[Source records Boundary: Start]
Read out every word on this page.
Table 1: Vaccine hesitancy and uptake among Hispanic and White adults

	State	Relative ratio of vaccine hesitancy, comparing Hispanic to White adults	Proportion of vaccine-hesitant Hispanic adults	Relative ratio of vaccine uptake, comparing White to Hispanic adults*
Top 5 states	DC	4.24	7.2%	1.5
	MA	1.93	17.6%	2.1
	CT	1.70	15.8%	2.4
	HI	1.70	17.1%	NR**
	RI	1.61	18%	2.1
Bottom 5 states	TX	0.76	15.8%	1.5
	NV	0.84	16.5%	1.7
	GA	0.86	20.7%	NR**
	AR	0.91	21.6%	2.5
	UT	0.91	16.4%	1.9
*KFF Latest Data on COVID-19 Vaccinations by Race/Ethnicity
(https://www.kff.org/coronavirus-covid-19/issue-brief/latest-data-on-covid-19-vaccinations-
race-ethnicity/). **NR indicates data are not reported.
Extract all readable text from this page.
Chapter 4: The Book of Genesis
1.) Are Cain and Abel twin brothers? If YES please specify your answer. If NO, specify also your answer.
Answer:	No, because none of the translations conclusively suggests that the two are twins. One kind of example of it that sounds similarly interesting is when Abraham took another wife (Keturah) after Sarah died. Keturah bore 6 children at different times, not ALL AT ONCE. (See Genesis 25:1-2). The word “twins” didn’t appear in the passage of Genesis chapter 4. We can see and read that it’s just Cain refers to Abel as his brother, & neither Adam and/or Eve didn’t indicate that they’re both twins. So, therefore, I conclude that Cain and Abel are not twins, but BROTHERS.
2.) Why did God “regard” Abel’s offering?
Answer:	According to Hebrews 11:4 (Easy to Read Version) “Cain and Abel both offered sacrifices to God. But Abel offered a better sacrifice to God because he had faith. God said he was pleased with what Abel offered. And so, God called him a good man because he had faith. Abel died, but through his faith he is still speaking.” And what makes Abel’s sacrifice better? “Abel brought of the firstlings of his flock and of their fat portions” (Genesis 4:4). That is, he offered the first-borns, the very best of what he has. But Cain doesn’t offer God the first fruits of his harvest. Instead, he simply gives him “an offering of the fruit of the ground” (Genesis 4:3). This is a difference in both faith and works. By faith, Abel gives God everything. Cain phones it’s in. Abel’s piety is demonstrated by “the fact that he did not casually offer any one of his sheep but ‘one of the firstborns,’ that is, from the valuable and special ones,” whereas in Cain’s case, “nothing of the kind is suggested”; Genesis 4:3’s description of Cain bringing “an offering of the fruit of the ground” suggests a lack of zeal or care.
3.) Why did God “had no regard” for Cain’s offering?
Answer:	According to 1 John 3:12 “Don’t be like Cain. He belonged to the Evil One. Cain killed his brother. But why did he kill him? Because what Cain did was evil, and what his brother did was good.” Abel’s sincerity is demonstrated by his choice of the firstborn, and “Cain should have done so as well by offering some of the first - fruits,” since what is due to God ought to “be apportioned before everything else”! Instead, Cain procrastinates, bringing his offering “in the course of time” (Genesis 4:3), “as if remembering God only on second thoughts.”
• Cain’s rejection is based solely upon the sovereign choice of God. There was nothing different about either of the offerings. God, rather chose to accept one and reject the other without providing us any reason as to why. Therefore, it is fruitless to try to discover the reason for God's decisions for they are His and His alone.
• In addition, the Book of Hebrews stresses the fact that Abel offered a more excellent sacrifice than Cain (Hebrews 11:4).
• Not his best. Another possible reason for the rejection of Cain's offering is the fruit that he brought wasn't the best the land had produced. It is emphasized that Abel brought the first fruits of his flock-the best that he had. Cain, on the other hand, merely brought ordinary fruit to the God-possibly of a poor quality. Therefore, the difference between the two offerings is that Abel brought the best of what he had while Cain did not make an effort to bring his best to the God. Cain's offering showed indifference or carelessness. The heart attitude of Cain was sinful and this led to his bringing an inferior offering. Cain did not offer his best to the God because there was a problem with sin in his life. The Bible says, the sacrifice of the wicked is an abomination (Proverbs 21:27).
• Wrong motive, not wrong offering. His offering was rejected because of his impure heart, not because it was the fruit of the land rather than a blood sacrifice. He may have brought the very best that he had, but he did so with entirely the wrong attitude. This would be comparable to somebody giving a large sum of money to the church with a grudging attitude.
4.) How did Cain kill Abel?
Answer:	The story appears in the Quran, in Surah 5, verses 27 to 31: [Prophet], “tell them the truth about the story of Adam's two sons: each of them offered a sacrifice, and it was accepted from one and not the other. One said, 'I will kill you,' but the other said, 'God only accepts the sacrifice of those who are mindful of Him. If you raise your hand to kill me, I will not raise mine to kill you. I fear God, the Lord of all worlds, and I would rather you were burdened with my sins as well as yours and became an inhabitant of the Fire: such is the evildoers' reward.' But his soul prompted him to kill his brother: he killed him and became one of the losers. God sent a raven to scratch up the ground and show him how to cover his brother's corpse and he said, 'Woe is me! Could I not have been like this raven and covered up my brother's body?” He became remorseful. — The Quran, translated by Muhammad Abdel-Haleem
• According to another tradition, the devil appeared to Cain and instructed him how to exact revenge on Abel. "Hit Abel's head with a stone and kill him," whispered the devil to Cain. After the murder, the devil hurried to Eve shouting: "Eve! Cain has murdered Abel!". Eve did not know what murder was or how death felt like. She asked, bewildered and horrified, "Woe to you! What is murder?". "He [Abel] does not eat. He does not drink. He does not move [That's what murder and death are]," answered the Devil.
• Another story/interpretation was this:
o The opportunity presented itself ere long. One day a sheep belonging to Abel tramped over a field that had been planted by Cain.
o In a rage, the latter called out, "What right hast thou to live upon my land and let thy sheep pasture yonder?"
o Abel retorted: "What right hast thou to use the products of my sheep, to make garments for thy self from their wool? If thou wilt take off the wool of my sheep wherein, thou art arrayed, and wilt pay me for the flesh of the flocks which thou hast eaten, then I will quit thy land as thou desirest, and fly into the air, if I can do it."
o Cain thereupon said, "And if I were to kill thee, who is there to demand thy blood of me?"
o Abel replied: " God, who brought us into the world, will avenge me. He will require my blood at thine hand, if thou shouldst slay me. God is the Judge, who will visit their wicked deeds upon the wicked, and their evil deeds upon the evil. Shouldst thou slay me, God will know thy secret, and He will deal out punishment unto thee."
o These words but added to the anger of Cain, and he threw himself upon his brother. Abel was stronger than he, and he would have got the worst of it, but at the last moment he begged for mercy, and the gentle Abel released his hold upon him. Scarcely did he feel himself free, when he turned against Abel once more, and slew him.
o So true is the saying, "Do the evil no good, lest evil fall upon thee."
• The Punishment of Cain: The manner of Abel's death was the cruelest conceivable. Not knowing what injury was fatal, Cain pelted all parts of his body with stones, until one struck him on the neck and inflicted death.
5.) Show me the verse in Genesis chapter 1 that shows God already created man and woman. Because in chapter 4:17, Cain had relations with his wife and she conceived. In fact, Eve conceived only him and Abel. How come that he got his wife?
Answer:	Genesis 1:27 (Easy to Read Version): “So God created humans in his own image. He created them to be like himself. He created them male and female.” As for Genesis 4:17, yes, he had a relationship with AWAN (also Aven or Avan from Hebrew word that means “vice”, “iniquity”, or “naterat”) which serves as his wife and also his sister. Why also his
[Source records Boundary: End]
What the task asks:
Once the records end, copy them all again exactly.

Your solution:
Read out every word on this page.
Table 1: Vaccine hesitancy and uptake among Hispanic and White adults

	State	Relative ratio of vaccine hesitancy, comparing Hispanic to White adults	Proportion of vaccine-hesitant Hispanic adults	Relative ratio of vaccine uptake, comparing White to Hispanic adults*
Top 5 states	DC	4.24	7.2%	1.5
	MA	1.93	17.6%	2.1
	CT	1.70	15.8%	2.4
	HI	1.70	17.1%	NR**
	RI	1.61	18%	2.1
Bottom 5 states	TX	0.76	15.8%	1.5
	NV	0.84	16.5%	1.7
	GA	0.86	20.7%	NR**
	AR	0.91	21.6%	2.5
	UT	0.91	16.4%	1.9
*KFF Latest Data on COVID-19 Vaccinations by Race/Ethnicity
(https://www.kff.org/coronavirus-covid-19/issue-brief/latest-data-on-covid-19-vaccinations-
race-ethnicity/). **NR indicates data are not reported.
Extract all readable text from this page.
Chapter 4: The Book of Genesis
1.) Are Cain and Abel twin brothers? If YES please specify your answer. If NO, specify also your answer.
Answer:	No, because none of the translations conclusively suggests that the two are twins. One kind of example of it that sounds similarly interesting is when Abraham took another wife (Keturah) after Sarah died. Keturah bore 6 children at different times, not ALL AT ONCE. (See Genesis 25:1-2). The word “twins” didn’t appear in the passage of Genesis chapter 4. We can see and read that it’s just Cain refers to Abel as his brother, & neither Adam and/or Eve didn’t indicate that they’re both twins. So, therefore, I conclude that Cain and Abel are not twins, but BROTHERS.
2.) Why did God “regard” Abel’s offering?
Answer:	According to Hebrews 11:4 (Easy to Read Version) “Cain and Abel both offered sacrifices to God. But Abel offered a better sacrifice to God because he had faith. God said he was pleased with what Abel offered. And so, God called him a good man because he had faith. Abel died, but through his faith he is still speaking.” And what makes Abel’s sacrifice better? “Abel brought of the firstlings of his flock and of their fat portions” (Genesis 4:4). That is, he offered the first-borns, the very best of what he has. But Cain doesn’t offer God the first fruits of his harvest. Instead, he simply gives him “an offering of the fruit of the ground” (Genesis 4:3). This is a difference in both faith and works. By faith, Abel gives God everything. Cain phones it’s in. Abel’s piety is demonstrated by “the fact that he did not casually offer any one of his sheep but ‘one of the firstborns,’ that is, from the valuable and special ones,” whereas in Cain’s case, “nothing of the kind is suggested”; Genesis 4:3’s description of Cain bringing “an offering of the fruit of the ground” suggests a lack of zeal or care.
3.) Why did God “had no regard” for Cain’s offering?
Answer:	According to 1 John 3:12 “Don’t be like Cain. He belonged to the Evil One. Cain killed his brother. But why did he kill him? Because what Cain did was evil, and what his brother did was good.” Abel’s sincerity is demonstrated by his choice of the firstborn, and “Cain should have done so as well by offering some of the first - fruits,” since what is due to God ought to “be apportioned before everything else”! Instead, Cain procrastinates, bringing his offering “in the course of time” (Genesis 4:3), “as if remembering God only on second thoughts.”
• Cain’s rejection is based solely upon the sovereign choice of God. There was nothing different about either of the offerings. God, rather chose to accept one and reject the other without providing us any reason as to why. Therefore, it is fruitless to try to discover the reason for God's decisions for they are His and His alone.
• In addition, the Book of Hebrews stresses the fact that Abel offered a more excellent sacrifice than Cain (Hebrews 11:4).
• Not his best. Another possible reason for the rejection of Cain's offering is the fruit that he brought wasn't the best the land had produced. It is emphasized that Abel brought the first fruits of his flock-the best that he had. Cain, on the other hand, merely brought ordinary fruit to the God-possibly of a poor quality. Therefore, the difference between the two offerings is that Abel brought the best of what he had while Cain did not make an effort to bring his best to the God. Cain's offering showed indifference or carelessness. The heart attitude of Cain was sinful and this led to his bringing an inferior offering. Cain did not offer his best to the God because there was a problem with sin in his life. The Bible says, the sacrifice of the wicked is an abomination (Proverbs 21:27).
• Wrong motive, not wrong offering. His offering was rejected because of his impure heart, not because it was the fruit of the land rather than a blood sacrifice. He may have brought the very best that he had, but he did so with entirely the wrong attitude. This would be comparable to somebody giving a large sum of money to the church with a grudging attitude.
4.) How did Cain kill Abel?
Answer:	The story appears in the Quran, in Surah 5, verses 27 to 31: [Prophet], “tell them the truth about the story of Adam's two sons: each of them offered a sacrifice, and it was accepted from one and not the other. One said, 'I will kill you,' but the other said, 'God only accepts the sacrifice of those who are mindful of Him. If you raise your hand to kill me, I will not raise mine to kill you. I fear God, the Lord of all worlds, and I would rather you were burdened with my sins as well as yours and became an inhabitant of the Fire: such is the evildoers' reward.' But his soul prompted him to kill his brother: he killed him and became one of the losers. God sent a raven to scratch up the ground and show him how to cover his brother's corpse and he said, 'Woe is me! Could I not have been like this raven and covered up my brother's body?” He became remorseful. — The Quran, translated by Muhammad Abdel-Haleem
• According to another tradition, the devil appeared to Cain and instructed him how to exact revenge on Abel. "Hit Abel's head with a stone and kill him," whispered the devil to Cain. After the murder, the devil hurried to Eve shouting: "Eve! Cain has murdered Abel!". Eve did not know what murder was or how death felt like. She asked, bewildered and horrified, "Woe to you! What is murder?". "He [Abel] does not eat. He does not drink. He does not move [That's what murder and death are]," answered the Devil.
• Another story/interpretation was this:
o The opportunity presented itself ere long. One day a sheep belonging to Abel tramped over a field that had been planted by Cain.
o In a rage, the latter called out, "What right hast thou to live upon my land and let thy sheep pasture yonder?"
o Abel retorted: "What right hast thou to use the products of my sheep, to make garments for thy self from their wool? If thou wilt take off the wool of my sheep wherein, thou art arrayed, and wilt pay me for the flesh of the flocks which thou hast eaten, then I will quit thy land as thou desirest, and fly into the air, if I can do it."
o Cain thereupon said, "And if I were to kill thee, who is there to demand thy blood of me?"
o Abel replied: " God, who brought us into the world, will avenge me. He will require my blood at thine hand, if thou shouldst slay me. God is the Judge, who will visit their wicked deeds upon the wicked, and their evil deeds upon the evil. Shouldst thou slay me, God will know thy secret, and He will deal out punishment unto thee."
o These words but added to the anger of Cain, and he threw himself upon his brother. Abel was stronger than he, and he would have got the worst of it, but at the last moment he begged for mercy, and the gentle Abel released his hold upon him. Scarcely did he feel himself free, when he turned against Abel once more, and slew him.
o So true is the saying, "Do the evil no good, lest evil fall upon thee."
• The Punishment of Cain: The manner of Abel's death was the cruelest conceivable. Not knowing what injury was fatal, Cain pelted all parts of his body with stones, until one struck him on the neck and inflicted death.
5.) Show me the verse in Genesis chapter 1 that shows God already created man and woman. Because in chapter 4:17, Cain had relations with his wife and she conceived. In fact, Eve conceived only him and Abel. How come that he got his wife?
Answer:	Genesis 1:27 (Easy to Read Version): “So God created humans in his own image. He created them to be like himself. He created them male and female.” As for Genesis 4:17, yes, he had a relationship with AWAN (also Aven or Avan from Hebrew word that means “vice”, “iniquity”, or “naterat”) which serves as his wife and also his sister. Why also his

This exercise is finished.